(STATED EXERCISE) Pictures in the data below are not part of the copy; transcribe everything else exactly.

Collected data entries

____________

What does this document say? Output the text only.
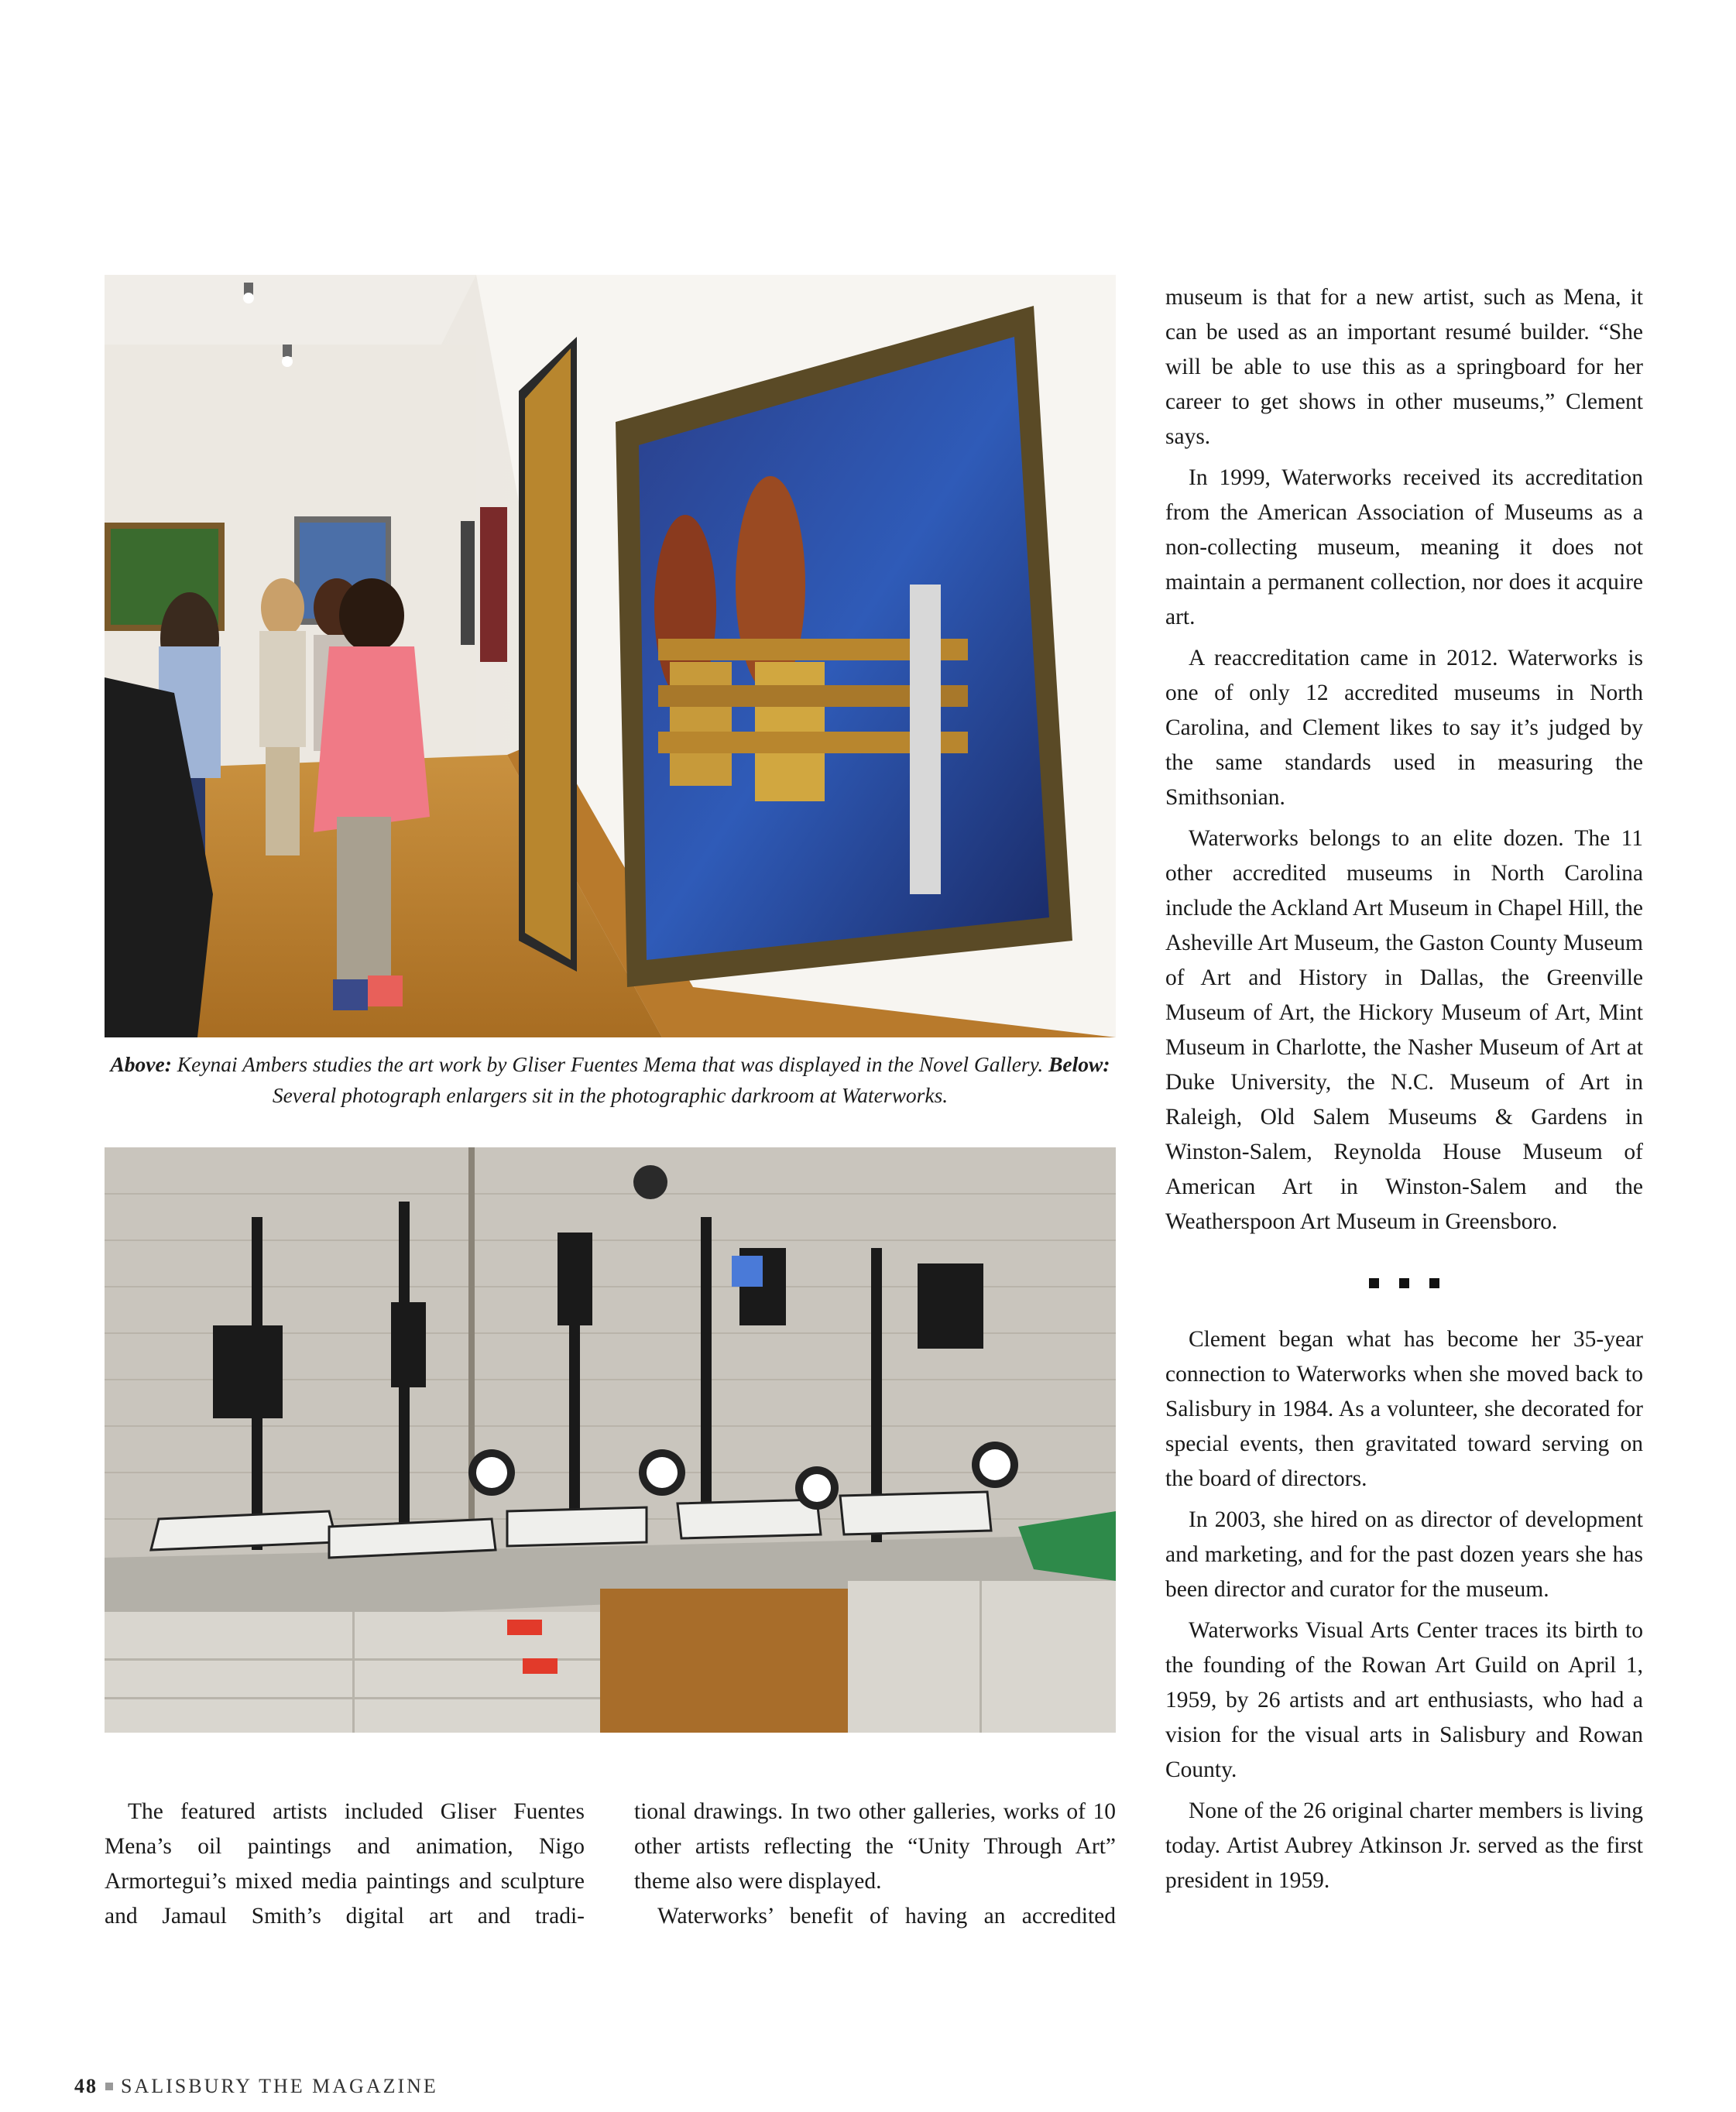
Above: Keynai Ambers studies the art work by Gliser Fuentes Mema that was displayed in the Novel Gallery. Below: Several photograph enlargers sit in the photographic darkroom at Waterworks.

museum is that for a new artist, such as Mena, it can be used as an important resumé builder. “She will be able to use this as a springboard for her career to get shows in other museums,” Clement says.

In 1999, Waterworks received its accreditation from the American Association of Museums as a non-collecting museum, meaning it does not maintain a permanent collection, nor does it acquire art.

A reaccreditation came in 2012. Waterworks is one of only 12 accredited museums in North Carolina, and Clement likes to say it’s judged by the same standards used in measuring the Smithsonian.

Waterworks belongs to an elite dozen. The 11 other accredited museums in North Carolina include the Ackland Art Museum in Chapel Hill, the Asheville Art Museum, the Gaston County Museum of Art and History in Dallas, the Greenville Museum of Art, the Hickory Museum of Art, Mint Museum in Charlotte, the Nasher Museum of Art at Duke University, the N.C. Museum of Art in Raleigh, Old Salem Museums & Gardens in Winston-Salem, Reynolda House Museum of American Art in Winston-Salem and the Weatherspoon Art Museum in Greensboro.

Clement began what has become her 35-year connection to Waterworks when she moved back to Salisbury in 1984. As a volunteer, she decorated for special events, then gravitated toward serving on the board of directors.

In 2003, she hired on as director of development and marketing, and for the past dozen years she has been director and curator for the museum.

Waterworks Visual Arts Center traces its birth to the founding of the Rowan Art Guild on April 1, 1959, by 26 artists and art enthusiasts, who had a vision for the visual arts in Salisbury and Rowan County.

None of the 26 original charter members is living today. Artist Aubrey Atkinson Jr. served as the first president in 1959.

The featured artists included Gliser Fuentes Mena’s oil paintings and animation, Nigo Armortegui’s mixed media paintings and sculpture and Jamaul Smith’s digital art and tradi-

tional drawings. In two other galleries, works of 10 other artists reflecting the “Unity Through Art” theme also were displayed.

Waterworks’ benefit of having an accredited

48 SALISBURY THE MAGAZINE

____________

(SOLUTION TO THIS PROBLEM)
What does this document say? Output the text only.
Above: Keynai Ambers studies the art work by Gliser Fuentes Mema that was displayed in the Novel Gallery. Below: Several photograph enlargers sit in the photographic darkroom at Waterworks.

museum is that for a new artist, such as Mena, it can be used as an important resumé builder. “She will be able to use this as a springboard for her career to get shows in other museums,” Clement says.

In 1999, Waterworks received its accreditation from the American Association of Museums as a non-collecting museum, meaning it does not maintain a permanent collection, nor does it acquire art.

A reaccreditation came in 2012. Waterworks is one of only 12 accredited museums in North Carolina, and Clement likes to say it’s judged by the same standards used in measuring the Smithsonian.

Waterworks belongs to an elite dozen. The 11 other accredited museums in North Carolina include the Ackland Art Museum in Chapel Hill, the Asheville Art Museum, the Gaston County Museum of Art and History in Dallas, the Greenville Museum of Art, the Hickory Museum of Art, Mint Museum in Charlotte, the Nasher Museum of Art at Duke University, the N.C. Museum of Art in Raleigh, Old Salem Museums & Gardens in Winston-Salem, Reynolda House Museum of American Art in Winston-Salem and the Weatherspoon Art Museum in Greensboro.

Clement began what has become her 35-year connection to Waterworks when she moved back to Salisbury in 1984. As a volunteer, she decorated for special events, then gravitated toward serving on the board of directors.

In 2003, she hired on as director of development and marketing, and for the past dozen years she has been director and curator for the museum.

Waterworks Visual Arts Center traces its birth to the founding of the Rowan Art Guild on April 1, 1959, by 26 artists and art enthusiasts, who had a vision for the visual arts in Salisbury and Rowan County.

None of the 26 original charter members is living today. Artist Aubrey Atkinson Jr. served as the first president in 1959.

The featured artists included Gliser Fuentes Mena’s oil paintings and animation, Nigo Armortegui’s mixed media paintings and sculpture and Jamaul Smith’s digital art and tradi-

tional drawings. In two other galleries, works of 10 other artists reflecting the “Unity Through Art” theme also were displayed.

Waterworks’ benefit of having an accredited

48 SALISBURY THE MAGAZINE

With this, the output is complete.